◆ **STATED PROBLEM**
Output the full hybrid cloud passage below, word for word.

Those resources don't come inexpensively, nor are they priced in ways that are familiar to traditional IT. Hybrid cloud computing's central hurdle is arguably its pay‐as‐you‐use costing model. This model does wonders for eliminating capital expenditures and reducing the impact of unused resources, but it can be painful on the monthly bill when eagerness exceeds actual usage.
The problem is that data centers tend to always need more: more resources, more machines, and more services. Left unchecked, this tendency towards always more can quickly create a cost problem in the pay‐as‐you‐use public cloud. One counters that problem with the resource usage quantifying assistance of the black box, or, in plainer English, "You've got to know what you're using if you're to know what it costs."
Another key aspect of a hybrid cloud environment is the seamless flexibility that exists between local and non‐local resources. Figure 4.5 shows a representation of various workloads that could be burst into a connected provider's public cloud.
Figure 4.5: Workload automations extend into the hybrid cloud.
These workloads include activities such as:
Important to recognize here is the connection between the private and public cloud entities. That connection facilitates the backward‐and‐forward flow of workload processing as demands change. A virtual machine that starts its life in the private cloud might later be better positioned in the public cloud (or vice versa) due to the conditions of the day. Alternatively, an IT service designed for the private cloud can burst onto public cloud resources when its user load increases.
Policy‐based administration is generally held to be more automated, more proactive, and more desirable than standalone scripts or even RBA tools. In a typical policy‐based administration setup, administrators define groups of desired configuration settings. The technology being administered—a hypervisor, for example—is configured by its vendor to read and understand these policies, and to configure itself to ensure their compliance.
This model is significantly different than scripting and RBA. Rather than giving the hypervisor the steps to reconfigure itself, you simply configure it with the end configuration state you desire. Armed with that information, it is then enabled to perform whatever is necessary under the hood to meet the requirement.

◆ **RECORDED INFORMATION**
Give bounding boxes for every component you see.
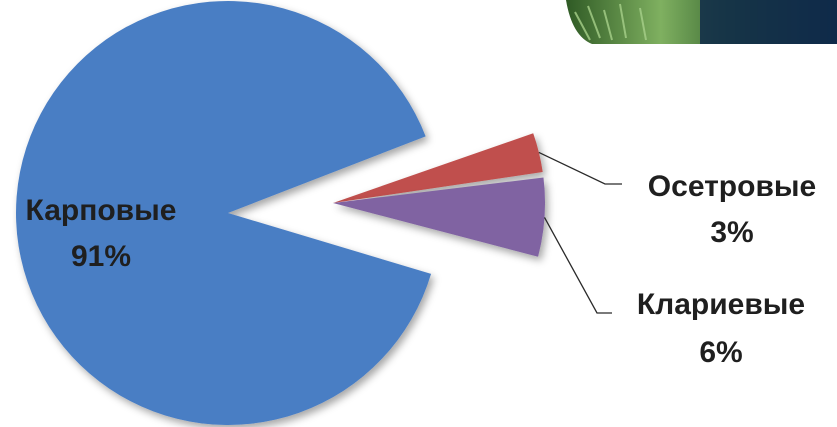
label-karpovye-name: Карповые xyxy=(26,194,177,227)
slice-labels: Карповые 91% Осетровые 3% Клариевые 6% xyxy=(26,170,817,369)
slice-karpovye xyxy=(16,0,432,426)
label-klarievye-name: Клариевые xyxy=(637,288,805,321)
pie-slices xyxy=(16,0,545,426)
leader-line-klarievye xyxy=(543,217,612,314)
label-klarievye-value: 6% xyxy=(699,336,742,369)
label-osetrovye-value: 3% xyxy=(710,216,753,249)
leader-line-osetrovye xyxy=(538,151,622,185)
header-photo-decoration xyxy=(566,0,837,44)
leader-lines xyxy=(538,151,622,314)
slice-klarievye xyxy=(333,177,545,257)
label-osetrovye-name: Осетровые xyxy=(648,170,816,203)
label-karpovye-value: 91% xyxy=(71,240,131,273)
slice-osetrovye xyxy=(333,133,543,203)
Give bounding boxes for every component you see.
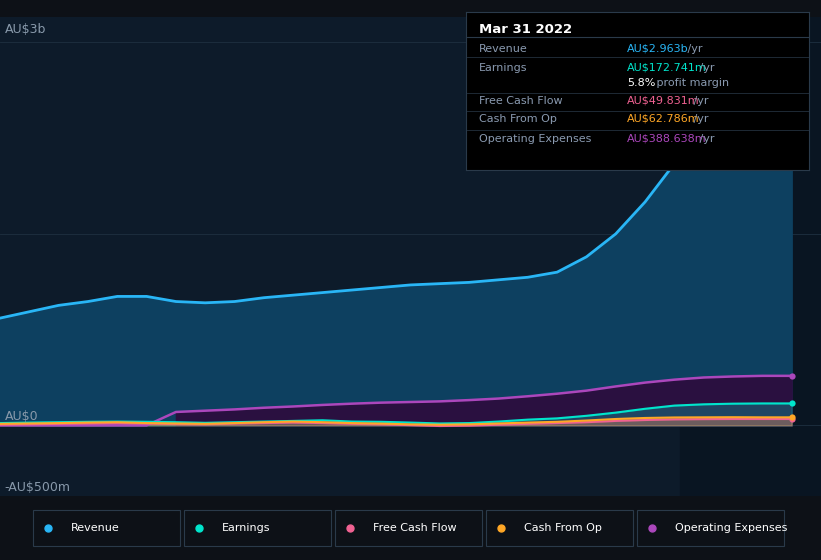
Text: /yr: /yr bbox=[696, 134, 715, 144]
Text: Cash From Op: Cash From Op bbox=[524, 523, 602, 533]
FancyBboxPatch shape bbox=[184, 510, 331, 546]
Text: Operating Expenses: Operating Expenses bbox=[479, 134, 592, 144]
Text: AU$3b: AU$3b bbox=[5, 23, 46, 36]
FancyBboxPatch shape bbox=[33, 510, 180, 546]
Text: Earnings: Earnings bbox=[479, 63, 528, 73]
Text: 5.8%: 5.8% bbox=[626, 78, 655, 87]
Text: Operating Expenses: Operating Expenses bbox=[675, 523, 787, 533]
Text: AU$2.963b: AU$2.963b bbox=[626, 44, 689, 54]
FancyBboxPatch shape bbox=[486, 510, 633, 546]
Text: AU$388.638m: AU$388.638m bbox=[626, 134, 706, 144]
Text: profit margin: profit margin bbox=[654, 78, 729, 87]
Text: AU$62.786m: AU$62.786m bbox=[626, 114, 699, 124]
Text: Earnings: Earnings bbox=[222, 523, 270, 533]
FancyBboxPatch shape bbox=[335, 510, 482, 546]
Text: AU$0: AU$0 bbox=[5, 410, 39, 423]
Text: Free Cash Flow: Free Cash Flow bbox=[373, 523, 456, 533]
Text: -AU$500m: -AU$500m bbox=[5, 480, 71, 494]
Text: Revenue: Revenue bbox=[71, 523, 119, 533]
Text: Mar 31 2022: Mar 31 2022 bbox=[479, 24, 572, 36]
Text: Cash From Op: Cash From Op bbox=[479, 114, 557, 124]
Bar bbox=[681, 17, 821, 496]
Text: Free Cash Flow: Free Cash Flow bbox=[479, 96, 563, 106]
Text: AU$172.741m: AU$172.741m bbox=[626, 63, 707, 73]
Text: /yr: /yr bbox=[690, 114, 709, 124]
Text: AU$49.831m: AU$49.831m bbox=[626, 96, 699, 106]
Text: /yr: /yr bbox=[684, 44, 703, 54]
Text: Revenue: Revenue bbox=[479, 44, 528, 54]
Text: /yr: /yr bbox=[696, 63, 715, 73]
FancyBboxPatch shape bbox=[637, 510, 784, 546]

◆ **COMPLETED EXERCISE**
Those resources don't come inexpensively, nor are they priced in ways that are familiar to traditional IT. Hybrid cloud computing's central hurdle is arguably its pay‐as‐you‐use costing model. This model does wonders for eliminating capital expenditures and reducing the impact of unused resources, but it can be painful on the monthly bill when eagerness exceeds actual usage.
The problem is that data centers tend to always need more: more resources, more machines, and more services. Left unchecked, this tendency towards always more can quickly create a cost problem in the pay‐as‐you‐use public cloud. One counters that problem with the resource usage quantifying assistance of the black box, or, in plainer English, "You've got to know what you're using if you're to know what it costs."
Another key aspect of a hybrid cloud environment is the seamless flexibility that exists between local and non‐local resources. Figure 4.5 shows a representation of various workloads that could be burst into a connected provider's public cloud.
Figure 4.5: Workload automations extend into the hybrid cloud.
These workloads include activities such as:
Important to recognize here is the connection between the private and public cloud entities. That connection facilitates the backward‐and‐forward flow of workload processing as demands change. A virtual machine that starts its life in the private cloud might later be better positioned in the public cloud (or vice versa) due to the conditions of the day. Alternatively, an IT service designed for the private cloud can burst onto public cloud resources when its user load increases.
Policy‐based administration is generally held to be more automated, more proactive, and more desirable than standalone scripts or even RBA tools. In a typical policy‐based administration setup, administrators define groups of desired configuration settings. The technology being administered—a hypervisor, for example—is configured by its vendor to read and understand these policies, and to configure itself to ensure their compliance.
This model is significantly different than scripting and RBA. Rather than giving the hypervisor the steps to reconfigure itself, you simply configure it with the end configuration state you desire. Armed with that information, it is then enabled to perform whatever is necessary under the hood to meet the requirement.